◆ **BRIEF**: Reproduce every line of the items below, with no changes.

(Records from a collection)
○ ○ ○ ○ ○
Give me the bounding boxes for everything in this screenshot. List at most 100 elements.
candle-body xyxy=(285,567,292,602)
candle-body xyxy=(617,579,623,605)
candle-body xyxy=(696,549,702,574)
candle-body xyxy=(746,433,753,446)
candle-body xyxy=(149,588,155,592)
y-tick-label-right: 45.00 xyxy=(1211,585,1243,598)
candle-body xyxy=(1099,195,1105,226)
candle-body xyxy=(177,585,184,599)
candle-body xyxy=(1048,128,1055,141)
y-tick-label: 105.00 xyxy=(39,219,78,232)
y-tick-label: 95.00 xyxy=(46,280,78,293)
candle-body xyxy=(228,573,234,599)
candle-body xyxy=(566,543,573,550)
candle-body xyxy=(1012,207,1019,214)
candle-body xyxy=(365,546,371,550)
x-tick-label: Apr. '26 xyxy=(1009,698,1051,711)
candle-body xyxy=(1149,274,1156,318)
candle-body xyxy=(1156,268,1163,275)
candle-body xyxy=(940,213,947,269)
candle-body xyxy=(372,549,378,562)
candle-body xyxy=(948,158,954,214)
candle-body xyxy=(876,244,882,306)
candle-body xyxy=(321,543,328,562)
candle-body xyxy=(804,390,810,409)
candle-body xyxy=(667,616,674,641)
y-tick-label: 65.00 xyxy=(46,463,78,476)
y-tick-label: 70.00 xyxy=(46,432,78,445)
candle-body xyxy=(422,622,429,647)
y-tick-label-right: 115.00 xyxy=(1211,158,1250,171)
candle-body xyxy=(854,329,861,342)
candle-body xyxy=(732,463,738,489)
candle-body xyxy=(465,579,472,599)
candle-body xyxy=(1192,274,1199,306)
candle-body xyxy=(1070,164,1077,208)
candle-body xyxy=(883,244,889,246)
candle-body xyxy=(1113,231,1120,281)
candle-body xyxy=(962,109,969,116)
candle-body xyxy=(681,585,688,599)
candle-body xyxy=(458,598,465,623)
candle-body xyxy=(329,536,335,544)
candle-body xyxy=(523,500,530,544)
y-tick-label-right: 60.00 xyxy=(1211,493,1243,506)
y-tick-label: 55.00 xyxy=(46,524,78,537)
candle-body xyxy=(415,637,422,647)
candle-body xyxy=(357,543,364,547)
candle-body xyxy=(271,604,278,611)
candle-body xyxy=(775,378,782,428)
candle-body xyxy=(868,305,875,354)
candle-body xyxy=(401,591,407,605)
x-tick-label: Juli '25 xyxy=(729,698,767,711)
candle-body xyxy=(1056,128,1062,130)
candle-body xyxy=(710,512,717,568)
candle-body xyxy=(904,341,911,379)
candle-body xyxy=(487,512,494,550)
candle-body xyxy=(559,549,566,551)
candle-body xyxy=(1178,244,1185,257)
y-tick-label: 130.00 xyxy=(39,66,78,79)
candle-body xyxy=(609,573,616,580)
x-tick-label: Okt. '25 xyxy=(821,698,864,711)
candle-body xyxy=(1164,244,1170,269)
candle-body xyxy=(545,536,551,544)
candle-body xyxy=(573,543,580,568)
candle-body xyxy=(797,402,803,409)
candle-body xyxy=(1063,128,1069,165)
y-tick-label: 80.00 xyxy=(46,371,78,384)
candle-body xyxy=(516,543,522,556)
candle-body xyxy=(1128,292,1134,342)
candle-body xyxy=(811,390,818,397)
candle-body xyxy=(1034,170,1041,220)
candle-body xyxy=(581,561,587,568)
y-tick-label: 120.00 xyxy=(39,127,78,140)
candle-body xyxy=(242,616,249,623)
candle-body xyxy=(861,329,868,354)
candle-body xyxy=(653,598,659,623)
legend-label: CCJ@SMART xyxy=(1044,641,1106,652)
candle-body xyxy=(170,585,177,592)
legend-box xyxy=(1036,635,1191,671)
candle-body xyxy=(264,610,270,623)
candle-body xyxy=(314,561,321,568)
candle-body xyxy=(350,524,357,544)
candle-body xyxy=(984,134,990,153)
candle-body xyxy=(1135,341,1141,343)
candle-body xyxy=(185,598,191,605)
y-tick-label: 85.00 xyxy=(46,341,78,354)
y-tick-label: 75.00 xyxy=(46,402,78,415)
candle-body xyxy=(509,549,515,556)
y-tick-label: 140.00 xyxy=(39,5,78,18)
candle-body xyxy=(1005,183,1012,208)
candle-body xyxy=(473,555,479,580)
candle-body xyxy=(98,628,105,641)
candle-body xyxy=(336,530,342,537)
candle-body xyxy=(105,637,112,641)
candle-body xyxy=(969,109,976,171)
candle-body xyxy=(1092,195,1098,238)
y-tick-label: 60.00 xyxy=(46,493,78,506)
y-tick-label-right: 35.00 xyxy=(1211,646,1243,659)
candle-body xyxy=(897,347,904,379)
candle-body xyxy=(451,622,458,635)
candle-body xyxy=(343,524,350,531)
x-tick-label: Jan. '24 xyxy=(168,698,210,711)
○ ○ ○ ○ ○
◆ **COMPLETED EXERCISE**:
Give me the bounding boxes for everything in this screenshot. List at most 100 elements.
candle-body xyxy=(285,567,292,602)
candle-body xyxy=(617,579,623,605)
candle-body xyxy=(696,549,702,574)
candle-body xyxy=(746,433,753,446)
candle-body xyxy=(149,588,155,592)
y-tick-label-right: 45.00 xyxy=(1211,585,1243,598)
candle-body xyxy=(1099,195,1105,226)
candle-body xyxy=(177,585,184,599)
candle-body xyxy=(1048,128,1055,141)
y-tick-label: 105.00 xyxy=(39,219,78,232)
y-tick-label: 95.00 xyxy=(46,280,78,293)
candle-body xyxy=(228,573,234,599)
candle-body xyxy=(566,543,573,550)
candle-body xyxy=(1012,207,1019,214)
candle-body xyxy=(365,546,371,550)
x-tick-label: Apr. '26 xyxy=(1009,698,1051,711)
candle-body xyxy=(1149,274,1156,318)
candle-body xyxy=(1156,268,1163,275)
candle-body xyxy=(940,213,947,269)
candle-body xyxy=(372,549,378,562)
candle-body xyxy=(948,158,954,214)
candle-body xyxy=(876,244,882,306)
candle-body xyxy=(321,543,328,562)
candle-body xyxy=(804,390,810,409)
candle-body xyxy=(667,616,674,641)
y-tick-label: 65.00 xyxy=(46,463,78,476)
y-tick-label: 70.00 xyxy=(46,432,78,445)
candle-body xyxy=(422,622,429,647)
y-tick-label-right: 115.00 xyxy=(1211,158,1250,171)
candle-body xyxy=(854,329,861,342)
candle-body xyxy=(732,463,738,489)
candle-body xyxy=(465,579,472,599)
candle-body xyxy=(1192,274,1199,306)
candle-body xyxy=(1070,164,1077,208)
candle-body xyxy=(883,244,889,246)
candle-body xyxy=(1113,231,1120,281)
candle-body xyxy=(962,109,969,116)
candle-body xyxy=(681,585,688,599)
candle-body xyxy=(458,598,465,623)
candle-body xyxy=(329,536,335,544)
candle-body xyxy=(523,500,530,544)
y-tick-label-right: 60.00 xyxy=(1211,493,1243,506)
y-tick-label: 55.00 xyxy=(46,524,78,537)
candle-body xyxy=(415,637,422,647)
candle-body xyxy=(357,543,364,547)
candle-body xyxy=(271,604,278,611)
candle-body xyxy=(775,378,782,428)
candle-body xyxy=(868,305,875,354)
candle-body xyxy=(401,591,407,605)
x-tick-label: Juli '25 xyxy=(729,698,767,711)
candle-body xyxy=(1056,128,1062,130)
candle-body xyxy=(710,512,717,568)
candle-body xyxy=(904,341,911,379)
candle-body xyxy=(487,512,494,550)
candle-body xyxy=(559,549,566,551)
candle-body xyxy=(1178,244,1185,257)
y-tick-label: 130.00 xyxy=(39,66,78,79)
candle-body xyxy=(609,573,616,580)
x-tick-label: Okt. '25 xyxy=(821,698,864,711)
candle-body xyxy=(1164,244,1170,269)
candle-body xyxy=(545,536,551,544)
candle-body xyxy=(573,543,580,568)
candle-body xyxy=(797,402,803,409)
candle-body xyxy=(1063,128,1069,165)
y-tick-label: 80.00 xyxy=(46,371,78,384)
candle-body xyxy=(516,543,522,556)
candle-body xyxy=(1128,292,1134,342)
candle-body xyxy=(811,390,818,397)
candle-body xyxy=(1034,170,1041,220)
candle-body xyxy=(581,561,587,568)
y-tick-label: 120.00 xyxy=(39,127,78,140)
candle-body xyxy=(242,616,249,623)
candle-body xyxy=(861,329,868,354)
candle-body xyxy=(653,598,659,623)
legend-label: CCJ@SMART xyxy=(1044,641,1106,652)
candle-body xyxy=(170,585,177,592)
legend-box xyxy=(1036,635,1191,671)
candle-body xyxy=(264,610,270,623)
candle-body xyxy=(314,561,321,568)
candle-body xyxy=(350,524,357,544)
candle-body xyxy=(984,134,990,153)
candle-body xyxy=(1135,341,1141,343)
candle-body xyxy=(185,598,191,605)
y-tick-label: 85.00 xyxy=(46,341,78,354)
y-tick-label: 75.00 xyxy=(46,402,78,415)
candle-body xyxy=(509,549,515,556)
y-tick-label: 140.00 xyxy=(39,5,78,18)
candle-body xyxy=(1005,183,1012,208)
candle-body xyxy=(473,555,479,580)
candle-body xyxy=(98,628,105,641)
candle-body xyxy=(336,530,342,537)
candle-body xyxy=(105,637,112,641)
candle-body xyxy=(969,109,976,171)
candle-body xyxy=(1092,195,1098,238)
y-tick-label: 60.00 xyxy=(46,493,78,506)
y-tick-label-right: 35.00 xyxy=(1211,646,1243,659)
candle-body xyxy=(897,347,904,379)
candle-body xyxy=(451,622,458,635)
candle-body xyxy=(343,524,350,531)
x-tick-label: Jan. '24 xyxy=(168,698,210,711)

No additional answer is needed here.